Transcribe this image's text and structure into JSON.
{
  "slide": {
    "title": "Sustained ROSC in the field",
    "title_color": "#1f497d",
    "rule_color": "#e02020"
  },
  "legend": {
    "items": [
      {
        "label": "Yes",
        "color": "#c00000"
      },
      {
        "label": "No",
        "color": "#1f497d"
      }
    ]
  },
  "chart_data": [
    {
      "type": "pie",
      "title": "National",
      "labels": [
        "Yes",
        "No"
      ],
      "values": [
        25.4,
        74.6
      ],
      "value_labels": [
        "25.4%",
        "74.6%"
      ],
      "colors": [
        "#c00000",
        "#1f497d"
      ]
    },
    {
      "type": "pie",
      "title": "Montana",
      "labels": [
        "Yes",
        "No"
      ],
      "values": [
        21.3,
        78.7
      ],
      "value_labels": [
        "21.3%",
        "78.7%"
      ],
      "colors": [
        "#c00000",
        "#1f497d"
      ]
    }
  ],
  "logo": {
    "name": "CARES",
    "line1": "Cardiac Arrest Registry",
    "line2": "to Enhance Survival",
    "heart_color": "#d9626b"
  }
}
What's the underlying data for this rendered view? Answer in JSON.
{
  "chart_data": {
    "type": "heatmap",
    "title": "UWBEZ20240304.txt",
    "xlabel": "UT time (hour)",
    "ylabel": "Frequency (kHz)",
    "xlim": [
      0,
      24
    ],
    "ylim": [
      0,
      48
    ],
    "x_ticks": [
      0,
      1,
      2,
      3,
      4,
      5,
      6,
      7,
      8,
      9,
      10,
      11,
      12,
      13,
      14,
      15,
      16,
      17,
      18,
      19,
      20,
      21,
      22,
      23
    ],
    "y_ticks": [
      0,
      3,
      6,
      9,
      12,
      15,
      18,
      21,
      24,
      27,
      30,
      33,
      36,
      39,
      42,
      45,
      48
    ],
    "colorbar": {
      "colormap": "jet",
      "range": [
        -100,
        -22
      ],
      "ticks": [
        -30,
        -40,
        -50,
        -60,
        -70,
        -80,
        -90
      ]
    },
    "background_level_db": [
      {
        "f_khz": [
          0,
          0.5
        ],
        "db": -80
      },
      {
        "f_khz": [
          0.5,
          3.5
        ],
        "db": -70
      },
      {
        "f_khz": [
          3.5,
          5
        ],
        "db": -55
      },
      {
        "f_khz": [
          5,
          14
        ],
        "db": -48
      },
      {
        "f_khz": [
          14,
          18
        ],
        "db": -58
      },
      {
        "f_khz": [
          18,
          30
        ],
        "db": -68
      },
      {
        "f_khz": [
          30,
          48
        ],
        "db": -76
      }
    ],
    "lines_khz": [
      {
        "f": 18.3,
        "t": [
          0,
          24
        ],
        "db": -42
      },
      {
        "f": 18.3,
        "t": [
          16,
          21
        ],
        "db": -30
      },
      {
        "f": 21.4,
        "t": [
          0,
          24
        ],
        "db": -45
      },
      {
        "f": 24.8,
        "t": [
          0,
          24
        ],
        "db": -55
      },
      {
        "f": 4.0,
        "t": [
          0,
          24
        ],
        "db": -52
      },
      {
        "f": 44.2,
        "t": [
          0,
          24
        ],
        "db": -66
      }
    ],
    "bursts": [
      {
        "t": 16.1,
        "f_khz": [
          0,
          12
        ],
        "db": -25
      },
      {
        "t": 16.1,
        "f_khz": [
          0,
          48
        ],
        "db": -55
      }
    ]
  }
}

| WHAT TO PRODUCE |
All of the records must be repeated exactly.

| ANSWER FOR THIS EXERCISE |
Transcribe this image's text and structure into JSON.
{
  "slide": {
    "title": "Sustained ROSC in the field",
    "title_color": "#1f497d",
    "rule_color": "#e02020"
  },
  "legend": {
    "items": [
      {
        "label": "Yes",
        "color": "#c00000"
      },
      {
        "label": "No",
        "color": "#1f497d"
      }
    ]
  },
  "chart_data": [
    {
      "type": "pie",
      "title": "National",
      "labels": [
        "Yes",
        "No"
      ],
      "values": [
        25.4,
        74.6
      ],
      "value_labels": [
        "25.4%",
        "74.6%"
      ],
      "colors": [
        "#c00000",
        "#1f497d"
      ]
    },
    {
      "type": "pie",
      "title": "Montana",
      "labels": [
        "Yes",
        "No"
      ],
      "values": [
        21.3,
        78.7
      ],
      "value_labels": [
        "21.3%",
        "78.7%"
      ],
      "colors": [
        "#c00000",
        "#1f497d"
      ]
    }
  ],
  "logo": {
    "name": "CARES",
    "line1": "Cardiac Arrest Registry",
    "line2": "to Enhance Survival",
    "heart_color": "#d9626b"
  }
}
What's the underlying data for this rendered view? Answer in JSON.
{
  "chart_data": {
    "type": "heatmap",
    "title": "UWBEZ20240304.txt",
    "xlabel": "UT time (hour)",
    "ylabel": "Frequency (kHz)",
    "xlim": [
      0,
      24
    ],
    "ylim": [
      0,
      48
    ],
    "x_ticks": [
      0,
      1,
      2,
      3,
      4,
      5,
      6,
      7,
      8,
      9,
      10,
      11,
      12,
      13,
      14,
      15,
      16,
      17,
      18,
      19,
      20,
      21,
      22,
      23
    ],
    "y_ticks": [
      0,
      3,
      6,
      9,
      12,
      15,
      18,
      21,
      24,
      27,
      30,
      33,
      36,
      39,
      42,
      45,
      48
    ],
    "colorbar": {
      "colormap": "jet",
      "range": [
        -100,
        -22
      ],
      "ticks": [
        -30,
        -40,
        -50,
        -60,
        -70,
        -80,
        -90
      ]
    },
    "background_level_db": [
      {
        "f_khz": [
          0,
          0.5
        ],
        "db": -80
      },
      {
        "f_khz": [
          0.5,
          3.5
        ],
        "db": -70
      },
      {
        "f_khz": [
          3.5,
          5
        ],
        "db": -55
      },
      {
        "f_khz": [
          5,
          14
        ],
        "db": -48
      },
      {
        "f_khz": [
          14,
          18
        ],
        "db": -58
      },
      {
        "f_khz": [
          18,
          30
        ],
        "db": -68
      },
      {
        "f_khz": [
          30,
          48
        ],
        "db": -76
      }
    ],
    "lines_khz": [
      {
        "f": 18.3,
        "t": [
          0,
          24
        ],
        "db": -42
      },
      {
        "f": 18.3,
        "t": [
          16,
          21
        ],
        "db": -30
      },
      {
        "f": 21.4,
        "t": [
          0,
          24
        ],
        "db": -45
      },
      {
        "f": 24.8,
        "t": [
          0,
          24
        ],
        "db": -55
      },
      {
        "f": 4.0,
        "t": [
          0,
          24
        ],
        "db": -52
      },
      {
        "f": 44.2,
        "t": [
          0,
          24
        ],
        "db": -66
      }
    ],
    "bursts": [
      {
        "t": 16.1,
        "f_khz": [
          0,
          12
        ],
        "db": -25
      },
      {
        "t": 16.1,
        "f_khz": [
          0,
          48
        ],
        "db": -55
      }
    ]
  }
}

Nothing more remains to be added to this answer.